Raw records:
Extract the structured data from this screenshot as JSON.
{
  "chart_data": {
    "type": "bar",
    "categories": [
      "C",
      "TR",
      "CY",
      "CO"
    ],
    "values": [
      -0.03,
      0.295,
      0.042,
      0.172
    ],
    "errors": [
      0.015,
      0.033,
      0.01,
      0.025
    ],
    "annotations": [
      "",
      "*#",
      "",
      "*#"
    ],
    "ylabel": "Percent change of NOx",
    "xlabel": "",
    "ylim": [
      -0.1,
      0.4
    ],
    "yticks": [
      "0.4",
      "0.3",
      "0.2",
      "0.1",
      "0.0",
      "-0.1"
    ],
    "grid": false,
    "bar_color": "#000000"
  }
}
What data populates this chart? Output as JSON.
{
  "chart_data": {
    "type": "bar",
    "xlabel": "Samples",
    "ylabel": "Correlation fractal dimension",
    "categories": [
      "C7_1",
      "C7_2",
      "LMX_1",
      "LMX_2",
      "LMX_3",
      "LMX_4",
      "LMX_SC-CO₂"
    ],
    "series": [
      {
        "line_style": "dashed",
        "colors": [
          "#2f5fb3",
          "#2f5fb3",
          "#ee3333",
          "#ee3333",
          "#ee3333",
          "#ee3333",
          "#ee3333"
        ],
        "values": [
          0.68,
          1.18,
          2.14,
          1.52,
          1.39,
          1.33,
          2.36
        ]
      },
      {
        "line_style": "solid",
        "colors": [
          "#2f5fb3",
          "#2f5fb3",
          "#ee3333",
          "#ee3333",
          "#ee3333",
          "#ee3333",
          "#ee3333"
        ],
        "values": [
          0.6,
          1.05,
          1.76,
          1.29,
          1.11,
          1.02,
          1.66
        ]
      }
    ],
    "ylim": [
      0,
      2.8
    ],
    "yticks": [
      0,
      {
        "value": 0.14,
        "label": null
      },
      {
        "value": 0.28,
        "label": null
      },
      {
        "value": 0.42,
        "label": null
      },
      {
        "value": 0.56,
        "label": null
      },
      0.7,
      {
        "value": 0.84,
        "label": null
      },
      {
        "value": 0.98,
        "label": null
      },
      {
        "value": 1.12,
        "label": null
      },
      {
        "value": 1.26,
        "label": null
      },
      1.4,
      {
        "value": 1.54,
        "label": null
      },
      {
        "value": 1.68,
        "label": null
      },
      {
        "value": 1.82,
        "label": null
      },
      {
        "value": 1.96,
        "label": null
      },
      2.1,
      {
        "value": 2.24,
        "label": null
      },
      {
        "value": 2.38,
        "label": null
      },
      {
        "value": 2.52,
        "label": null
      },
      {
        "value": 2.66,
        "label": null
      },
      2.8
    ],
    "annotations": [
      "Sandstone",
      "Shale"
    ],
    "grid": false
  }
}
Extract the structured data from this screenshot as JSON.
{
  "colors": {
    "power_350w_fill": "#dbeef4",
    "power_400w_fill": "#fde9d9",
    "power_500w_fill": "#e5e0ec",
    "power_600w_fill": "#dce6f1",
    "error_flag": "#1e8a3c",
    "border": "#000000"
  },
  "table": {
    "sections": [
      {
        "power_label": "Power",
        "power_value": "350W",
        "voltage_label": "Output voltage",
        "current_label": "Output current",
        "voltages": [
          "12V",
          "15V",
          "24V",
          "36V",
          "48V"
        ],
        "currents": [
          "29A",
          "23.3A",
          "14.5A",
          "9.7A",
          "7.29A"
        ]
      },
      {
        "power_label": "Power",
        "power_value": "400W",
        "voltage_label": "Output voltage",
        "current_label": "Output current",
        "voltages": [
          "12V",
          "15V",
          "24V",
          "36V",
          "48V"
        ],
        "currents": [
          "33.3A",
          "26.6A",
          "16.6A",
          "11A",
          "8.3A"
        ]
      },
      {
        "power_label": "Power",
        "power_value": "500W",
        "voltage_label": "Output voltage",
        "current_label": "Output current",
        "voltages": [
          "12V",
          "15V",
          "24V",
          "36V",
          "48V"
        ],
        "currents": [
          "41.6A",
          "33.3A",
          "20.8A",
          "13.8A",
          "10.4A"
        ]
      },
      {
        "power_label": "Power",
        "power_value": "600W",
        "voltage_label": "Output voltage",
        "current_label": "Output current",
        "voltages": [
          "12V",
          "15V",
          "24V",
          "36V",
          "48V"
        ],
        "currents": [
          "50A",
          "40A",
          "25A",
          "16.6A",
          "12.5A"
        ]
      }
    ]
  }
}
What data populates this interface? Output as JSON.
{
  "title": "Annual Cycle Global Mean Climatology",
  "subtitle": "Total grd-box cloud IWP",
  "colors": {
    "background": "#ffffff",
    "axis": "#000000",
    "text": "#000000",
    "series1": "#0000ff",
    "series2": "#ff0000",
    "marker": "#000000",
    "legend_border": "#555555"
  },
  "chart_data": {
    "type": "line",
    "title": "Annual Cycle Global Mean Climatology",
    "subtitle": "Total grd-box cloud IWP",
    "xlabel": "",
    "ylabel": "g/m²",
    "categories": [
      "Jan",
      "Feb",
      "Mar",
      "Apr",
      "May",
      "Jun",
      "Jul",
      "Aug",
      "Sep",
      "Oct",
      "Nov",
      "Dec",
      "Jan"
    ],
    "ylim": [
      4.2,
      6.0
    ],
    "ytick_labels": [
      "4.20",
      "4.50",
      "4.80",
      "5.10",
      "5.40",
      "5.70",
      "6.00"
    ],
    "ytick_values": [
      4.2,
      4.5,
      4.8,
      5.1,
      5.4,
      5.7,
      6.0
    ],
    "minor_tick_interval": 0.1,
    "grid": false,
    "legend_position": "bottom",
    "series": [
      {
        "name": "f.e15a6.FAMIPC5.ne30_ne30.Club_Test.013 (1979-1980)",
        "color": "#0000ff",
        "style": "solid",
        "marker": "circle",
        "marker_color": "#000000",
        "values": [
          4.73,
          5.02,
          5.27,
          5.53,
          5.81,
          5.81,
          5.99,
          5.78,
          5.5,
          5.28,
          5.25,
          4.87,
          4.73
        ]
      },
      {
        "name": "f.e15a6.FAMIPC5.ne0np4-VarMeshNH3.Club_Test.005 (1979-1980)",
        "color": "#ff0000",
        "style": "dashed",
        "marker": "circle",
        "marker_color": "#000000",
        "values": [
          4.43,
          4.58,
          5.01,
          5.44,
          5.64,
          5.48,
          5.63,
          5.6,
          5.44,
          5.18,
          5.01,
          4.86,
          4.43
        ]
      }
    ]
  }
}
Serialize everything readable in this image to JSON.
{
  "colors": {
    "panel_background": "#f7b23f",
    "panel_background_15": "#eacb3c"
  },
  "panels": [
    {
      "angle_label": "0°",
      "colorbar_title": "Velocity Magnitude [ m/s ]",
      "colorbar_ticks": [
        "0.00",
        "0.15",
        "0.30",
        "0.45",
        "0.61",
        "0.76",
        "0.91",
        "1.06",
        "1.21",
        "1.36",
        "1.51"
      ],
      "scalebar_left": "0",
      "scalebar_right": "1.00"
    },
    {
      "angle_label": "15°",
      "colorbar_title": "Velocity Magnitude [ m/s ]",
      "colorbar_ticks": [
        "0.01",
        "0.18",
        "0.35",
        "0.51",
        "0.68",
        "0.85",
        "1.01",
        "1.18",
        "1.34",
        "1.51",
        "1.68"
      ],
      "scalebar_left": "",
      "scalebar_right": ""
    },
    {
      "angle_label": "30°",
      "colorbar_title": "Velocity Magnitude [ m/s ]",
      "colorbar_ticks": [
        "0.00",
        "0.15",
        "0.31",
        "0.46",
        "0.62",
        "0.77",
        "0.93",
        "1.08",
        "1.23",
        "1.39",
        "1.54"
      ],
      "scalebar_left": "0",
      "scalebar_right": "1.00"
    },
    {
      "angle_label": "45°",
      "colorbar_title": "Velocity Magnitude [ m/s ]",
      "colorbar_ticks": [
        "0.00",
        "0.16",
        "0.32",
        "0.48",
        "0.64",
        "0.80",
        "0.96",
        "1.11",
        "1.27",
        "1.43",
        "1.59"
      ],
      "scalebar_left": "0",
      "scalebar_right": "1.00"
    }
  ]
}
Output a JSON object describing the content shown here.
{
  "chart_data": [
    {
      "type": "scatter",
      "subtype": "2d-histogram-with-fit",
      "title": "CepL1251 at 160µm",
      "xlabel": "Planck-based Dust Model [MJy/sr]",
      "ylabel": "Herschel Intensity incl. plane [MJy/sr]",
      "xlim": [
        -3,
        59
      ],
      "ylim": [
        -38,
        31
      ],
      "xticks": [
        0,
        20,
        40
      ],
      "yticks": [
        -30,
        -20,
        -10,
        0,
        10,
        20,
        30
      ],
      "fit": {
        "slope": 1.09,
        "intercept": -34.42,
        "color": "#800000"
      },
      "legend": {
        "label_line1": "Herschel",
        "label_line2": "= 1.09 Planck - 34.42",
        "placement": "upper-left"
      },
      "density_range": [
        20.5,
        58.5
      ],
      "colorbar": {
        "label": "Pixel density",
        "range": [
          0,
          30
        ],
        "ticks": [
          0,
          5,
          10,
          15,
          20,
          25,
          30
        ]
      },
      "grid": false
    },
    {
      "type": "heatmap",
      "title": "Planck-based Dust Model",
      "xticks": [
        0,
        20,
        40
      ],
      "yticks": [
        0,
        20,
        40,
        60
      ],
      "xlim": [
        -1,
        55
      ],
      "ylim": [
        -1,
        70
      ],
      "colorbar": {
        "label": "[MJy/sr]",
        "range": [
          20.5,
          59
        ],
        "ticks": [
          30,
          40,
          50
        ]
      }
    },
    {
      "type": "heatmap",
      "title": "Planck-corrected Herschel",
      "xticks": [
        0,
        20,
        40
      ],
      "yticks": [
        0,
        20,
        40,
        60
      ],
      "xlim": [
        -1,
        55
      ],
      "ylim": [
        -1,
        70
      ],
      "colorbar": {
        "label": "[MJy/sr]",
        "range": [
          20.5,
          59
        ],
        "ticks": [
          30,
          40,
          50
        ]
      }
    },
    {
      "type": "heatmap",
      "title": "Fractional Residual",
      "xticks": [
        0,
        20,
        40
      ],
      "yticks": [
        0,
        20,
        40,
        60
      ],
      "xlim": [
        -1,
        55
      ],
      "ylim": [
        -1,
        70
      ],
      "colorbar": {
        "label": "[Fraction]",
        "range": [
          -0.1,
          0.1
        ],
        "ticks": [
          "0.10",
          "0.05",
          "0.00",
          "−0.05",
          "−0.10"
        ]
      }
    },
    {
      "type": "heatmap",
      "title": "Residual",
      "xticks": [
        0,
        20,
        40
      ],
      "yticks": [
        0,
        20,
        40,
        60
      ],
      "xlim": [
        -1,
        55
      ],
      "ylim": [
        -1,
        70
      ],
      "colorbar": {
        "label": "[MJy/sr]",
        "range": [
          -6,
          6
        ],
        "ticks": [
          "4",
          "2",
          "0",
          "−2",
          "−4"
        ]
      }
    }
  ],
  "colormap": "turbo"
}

What you need to do: Count how many lines hold the string "Mean" and give that number alone.

Answer for this exercise: 2